Start of Document section

A good word about the institutional church

I have had some differences with Bishop Nick Baines of the Diocese of Bradford in the Church of England, and I think some too-easy culture criticism distracts from his central point in this item form his blog, nonetheless it is heartening to see someone making the case for church with a fully functioning institutional spine:

Now, there are those in England who like to think (in a rather uncommitted liberal way) that if we could only shake off the institution of the church, we could create a new way of being church without all the stuff we find embarrassing or shaming. I recognise that what I am about to say goes wholly against the grain of the self-fulfilment, instant-gratification culture we now inhabit, but such attitudes are naive. They ignore the massive achievements of the church in our cultures – intellectually, socially, educationally, politically, morally, etc. – and collude in the selective memory that encourages costless fantasy.

End of Document section
Start of Data segment

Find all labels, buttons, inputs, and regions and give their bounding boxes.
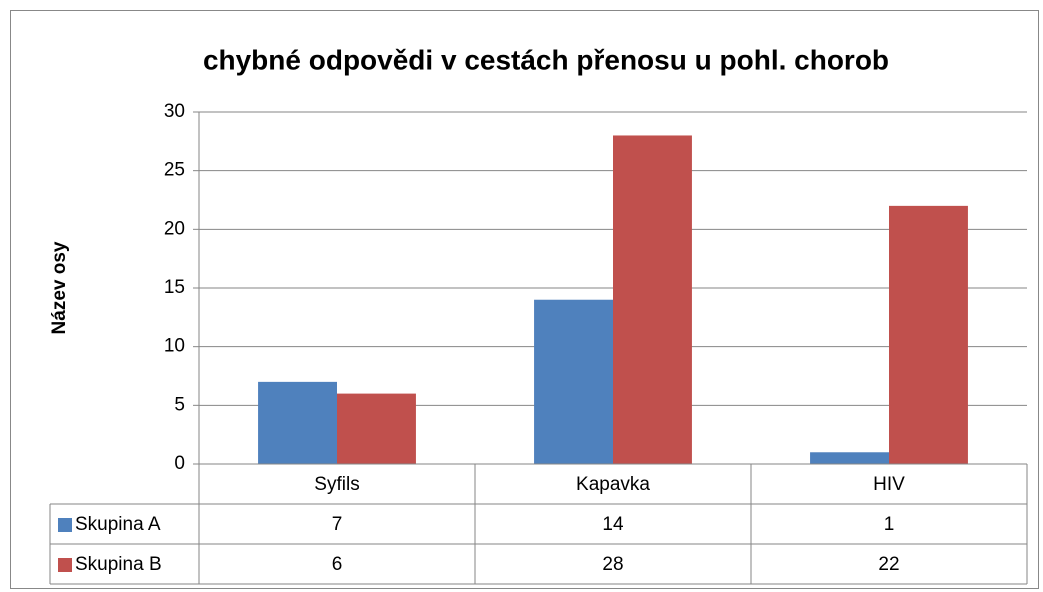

End of Data segment

Short exercise A >>
In the church post, which diocese is Bishop Nick Baines from?
Short exercise B >>
Please write out the church post word for word, starting at "Now, there are" and ending at "encourages costless fantasy.".
Short exercise C >>
Pick up the church post after its last sentence and keep writing.
The listing is not needed for anything here.

Task response A >>
The Diocese of Bradford in the Church of England.

Task response B >>
Now, there are those in England who like to think (in a rather uncommitted liberal way) that if we could only shake off the institution of the church, we could create a new way of being church without all the stuff we find embarrassing or shaming. I recognise that what I am about to say goes wholly against the grain of the self-fulfilment, instant-gratification culture we now inhabit, but such attitudes are naive. They ignore the massive achievements of the church in our cultures – intellectually, socially, educationally, politically, morally, etc. – and collude in the selective memory that encourages costless fantasy.

Task response C >>
The Christian Church, in the UK as well as here in Switzerland and Germany, needs to recover confidence in the church itself and the vocation of the church to serve its society. Show me what difference the National Secular Society or the British Humanist Association makes to local communities in every corner of the country. Show me how those Christians who want to re-invent church in terms of like-minded people joining together to re-write theology in their own convenient image change one iota of their local community for the better. If you want to do that, you need buildings, people and organisation, vision, commitment and enormous patience. All things the organised church has and uses for the sake of the society around them. The organised church has a unique vocation and needs its people to start having confidence in it again – not for its own sake, but for the sake of those it serves.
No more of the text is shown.